■ **Trecho selecionado**
· · ·

A fim de estender e desenvolver a CNT em todo o território, foi aprovada a participação de excursionistas de propaganda, fornecendo ao sindicato fundos para pagar as viagens. Quando chegassem ao seu destino, foi acordado que o restante das sociedades de trabalhadores pagaria pelos excursionistas. Como inimiga ferrenha da propriedade privada, a CNT também discutiu o barateamento dos aluguéis, que estava sufocando a classe trabalhadora, e lançou as bases para os futuros sindicatos de inquilinos. Eles também concordaram com o objetivo de implementar a jornada de trabalho de 8 horas, que seria alcançada durante a greve da canadense sob a liderança de Salvador Seguí nove anos depois.

Outra questão era a necessidade de disseminar a CNT entre as mulheres trabalhadoras. Embora em linguagem paternalista, foi adotada uma resolução na qual, apesar de considerá-las fisicamente inferiores aos homens, foi feita uma crítica inicial à dupla exploração (econômica e doméstica) que elas sofriam e que se tornaria uma bandeira de reivindicação do movimento libertário no futuro:

“Entendendo neste trabalho que nós homens somos tão explorados quanto nós mulheres, pois não se esconde que é a mulher, a dupla escrava, que temos o dever inadiável de educar hoje, para que ela, da mesma forma, possa também educar e formar os cérebros dos homens do futuro, dos encarregados da conquista da sociedade futura, Sendo o exposto uma realidade, não se pode deixar de entender que é essencial que as mulheres se organizem, mas tendo em mente que não devemos centralizar os procedimentos, achamos melhor que esse trabalho seja deixado para os companheiros que formam grupos de propaganda excursionista.”

Nessa linha, as propostas contra a exploração feminina eram a igualdade de salários para os homens, o dever dos grupos cenetistas de se comprometerem com uma campanha ativa para associar as mulheres e reduzir as horas de trabalho e, em nenhuma circunstância, permitir o trabalho um mês antes e depois do parto. O peso de figuras como Teresa Claramunt (embora ela não tenha participado desse congresso) foi sentido quando se tratou de levantar a questão e as melhorias.

· · ·

■ **Instruções de trabalho**
a) Reescreva a parte do trecho sobre a CNT que começa em "Nessa linha, as" e termina em "e as melhorias.", trocando "congresso" por "encontro".
b) Liste todas as propostas contra a exploração feminina mencionadas no trecho sobre a CNT.
Os registros não têm nenhuma relação com o trecho.

(Entradas de regiões rotuladas)
· · ·

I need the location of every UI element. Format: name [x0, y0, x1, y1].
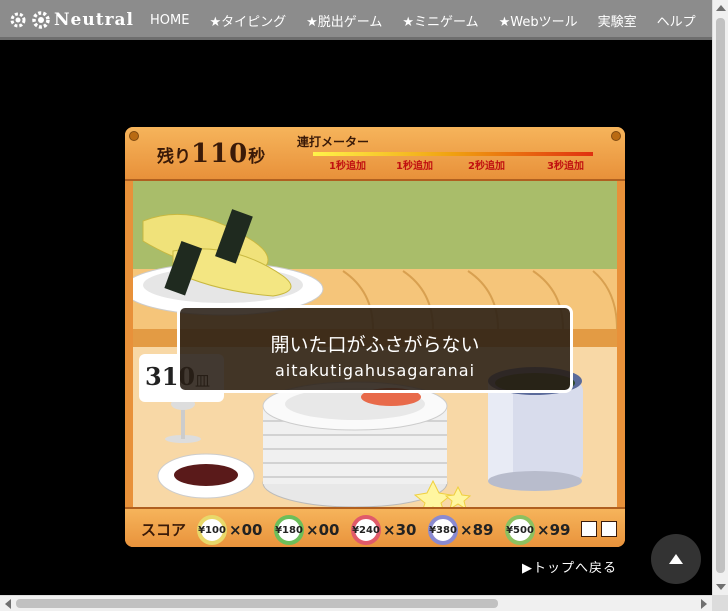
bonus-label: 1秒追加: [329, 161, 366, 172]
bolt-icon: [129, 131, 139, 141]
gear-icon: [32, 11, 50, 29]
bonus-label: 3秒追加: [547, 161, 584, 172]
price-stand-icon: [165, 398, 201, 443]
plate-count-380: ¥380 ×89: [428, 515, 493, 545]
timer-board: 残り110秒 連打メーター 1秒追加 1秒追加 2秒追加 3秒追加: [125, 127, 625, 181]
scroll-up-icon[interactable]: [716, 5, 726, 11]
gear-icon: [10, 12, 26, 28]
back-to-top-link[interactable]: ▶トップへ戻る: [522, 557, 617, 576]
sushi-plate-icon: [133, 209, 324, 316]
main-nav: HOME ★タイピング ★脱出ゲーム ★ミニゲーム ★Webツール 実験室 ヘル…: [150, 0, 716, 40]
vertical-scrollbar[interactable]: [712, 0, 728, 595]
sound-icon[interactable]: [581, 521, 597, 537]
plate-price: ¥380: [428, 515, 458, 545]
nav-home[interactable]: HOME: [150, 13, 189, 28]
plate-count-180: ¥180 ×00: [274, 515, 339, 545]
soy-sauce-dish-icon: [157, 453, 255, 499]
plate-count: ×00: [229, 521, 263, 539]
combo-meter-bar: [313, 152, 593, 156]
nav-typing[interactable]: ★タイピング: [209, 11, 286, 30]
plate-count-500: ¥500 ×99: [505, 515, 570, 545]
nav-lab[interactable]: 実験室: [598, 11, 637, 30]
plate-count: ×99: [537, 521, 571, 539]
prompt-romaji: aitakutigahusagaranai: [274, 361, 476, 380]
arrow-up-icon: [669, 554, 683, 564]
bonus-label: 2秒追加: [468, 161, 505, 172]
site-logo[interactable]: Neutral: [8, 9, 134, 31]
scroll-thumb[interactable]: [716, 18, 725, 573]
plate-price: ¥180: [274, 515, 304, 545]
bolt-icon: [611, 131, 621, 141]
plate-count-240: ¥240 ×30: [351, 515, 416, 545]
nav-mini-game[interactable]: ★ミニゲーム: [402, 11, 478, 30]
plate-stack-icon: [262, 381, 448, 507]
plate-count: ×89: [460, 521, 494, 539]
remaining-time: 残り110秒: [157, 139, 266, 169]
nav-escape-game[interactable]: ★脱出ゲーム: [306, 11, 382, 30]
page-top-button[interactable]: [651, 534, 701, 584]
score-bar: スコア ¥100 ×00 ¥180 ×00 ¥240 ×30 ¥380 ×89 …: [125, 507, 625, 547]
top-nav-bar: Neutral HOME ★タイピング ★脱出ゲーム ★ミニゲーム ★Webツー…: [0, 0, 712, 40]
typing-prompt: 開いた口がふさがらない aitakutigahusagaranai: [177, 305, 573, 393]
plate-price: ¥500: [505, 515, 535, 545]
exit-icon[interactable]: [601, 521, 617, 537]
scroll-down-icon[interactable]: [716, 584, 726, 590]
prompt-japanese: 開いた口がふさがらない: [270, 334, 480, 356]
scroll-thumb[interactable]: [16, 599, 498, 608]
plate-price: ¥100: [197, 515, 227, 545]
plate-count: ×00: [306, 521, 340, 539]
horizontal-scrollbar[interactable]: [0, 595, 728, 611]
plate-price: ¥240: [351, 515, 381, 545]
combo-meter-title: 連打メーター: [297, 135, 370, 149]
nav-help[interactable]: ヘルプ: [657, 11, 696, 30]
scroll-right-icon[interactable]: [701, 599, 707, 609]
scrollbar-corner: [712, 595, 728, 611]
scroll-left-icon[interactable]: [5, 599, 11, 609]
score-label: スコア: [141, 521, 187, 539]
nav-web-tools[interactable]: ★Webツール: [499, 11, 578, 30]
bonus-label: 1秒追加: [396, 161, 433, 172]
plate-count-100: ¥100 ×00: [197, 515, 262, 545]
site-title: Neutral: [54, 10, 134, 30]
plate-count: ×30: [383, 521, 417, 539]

· · ·

■ **Soluções por tarefa**
a)
Nessa linha, as propostas contra a exploração feminina eram a igualdade de salários para os homens, o dever dos grupos cenetistas de se comprometerem com uma campanha ativa para associar as mulheres e reduzir as horas de trabalho e, em nenhuma circunstância, permitir o trabalho um mês antes e depois do parto. O peso de figuras como Teresa Claramunt (embora ela não tenha participado desse encontro) foi sentido quando se tratou de levantar a questão e as melhorias.

b)
- Igualdade de salários em relação aos homens
- O dever dos grupos cenetistas de se comprometerem com uma campanha ativa para associar as mulheres e reduzir as horas de trabalho
- Em nenhuma circunstância permitir o trabalho um mês antes e um mês depois do parto